=== Supplied material ===

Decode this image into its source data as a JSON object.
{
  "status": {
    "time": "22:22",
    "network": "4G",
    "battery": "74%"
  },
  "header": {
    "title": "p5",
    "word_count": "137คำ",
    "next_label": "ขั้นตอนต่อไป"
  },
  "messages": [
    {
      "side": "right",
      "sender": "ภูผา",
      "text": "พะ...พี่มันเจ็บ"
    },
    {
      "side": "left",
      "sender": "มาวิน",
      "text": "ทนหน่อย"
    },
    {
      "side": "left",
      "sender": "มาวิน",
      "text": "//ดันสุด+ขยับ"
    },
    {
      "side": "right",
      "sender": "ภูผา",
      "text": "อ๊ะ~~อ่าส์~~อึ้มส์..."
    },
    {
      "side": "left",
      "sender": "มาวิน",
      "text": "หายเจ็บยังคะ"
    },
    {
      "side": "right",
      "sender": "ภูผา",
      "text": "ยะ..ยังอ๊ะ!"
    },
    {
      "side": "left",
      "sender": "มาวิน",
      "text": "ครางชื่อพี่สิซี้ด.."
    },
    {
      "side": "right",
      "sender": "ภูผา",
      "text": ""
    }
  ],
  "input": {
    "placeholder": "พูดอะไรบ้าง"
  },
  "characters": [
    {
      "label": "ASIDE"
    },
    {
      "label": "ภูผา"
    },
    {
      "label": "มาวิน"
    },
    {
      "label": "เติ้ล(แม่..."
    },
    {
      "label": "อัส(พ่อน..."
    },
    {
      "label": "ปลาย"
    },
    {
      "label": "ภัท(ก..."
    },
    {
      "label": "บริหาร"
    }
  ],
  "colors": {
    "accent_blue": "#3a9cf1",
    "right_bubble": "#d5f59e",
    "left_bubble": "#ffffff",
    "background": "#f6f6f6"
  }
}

===

What the task asks
Would you write down every record again, exactly?

Response below
Decode this image into its source data as a JSON object.
{
  "status": {
    "time": "22:22",
    "network": "4G",
    "battery": "74%"
  },
  "header": {
    "title": "p5",
    "word_count": "137คำ",
    "next_label": "ขั้นตอนต่อไป"
  },
  "messages": [
    {
      "side": "right",
      "sender": "ภูผา",
      "text": "พะ...พี่มันเจ็บ"
    },
    {
      "side": "left",
      "sender": "มาวิน",
      "text": "ทนหน่อย"
    },
    {
      "side": "left",
      "sender": "มาวิน",
      "text": "//ดันสุด+ขยับ"
    },
    {
      "side": "right",
      "sender": "ภูผา",
      "text": "อ๊ะ~~อ่าส์~~อึ้มส์..."
    },
    {
      "side": "left",
      "sender": "มาวิน",
      "text": "หายเจ็บยังคะ"
    },
    {
      "side": "right",
      "sender": "ภูผา",
      "text": "ยะ..ยังอ๊ะ!"
    },
    {
      "side": "left",
      "sender": "มาวิน",
      "text": "ครางชื่อพี่สิซี้ด.."
    },
    {
      "side": "right",
      "sender": "ภูผา",
      "text": ""
    }
  ],
  "input": {
    "placeholder": "พูดอะไรบ้าง"
  },
  "characters": [
    {
      "label": "ASIDE"
    },
    {
      "label": "ภูผา"
    },
    {
      "label": "มาวิน"
    },
    {
      "label": "เติ้ล(แม่..."
    },
    {
      "label": "อัส(พ่อน..."
    },
    {
      "label": "ปลาย"
    },
    {
      "label": "ภัท(ก..."
    },
    {
      "label": "บริหาร"
    }
  ],
  "colors": {
    "accent_blue": "#3a9cf1",
    "right_bubble": "#d5f59e",
    "left_bubble": "#ffffff",
    "background": "#f6f6f6"
  }
}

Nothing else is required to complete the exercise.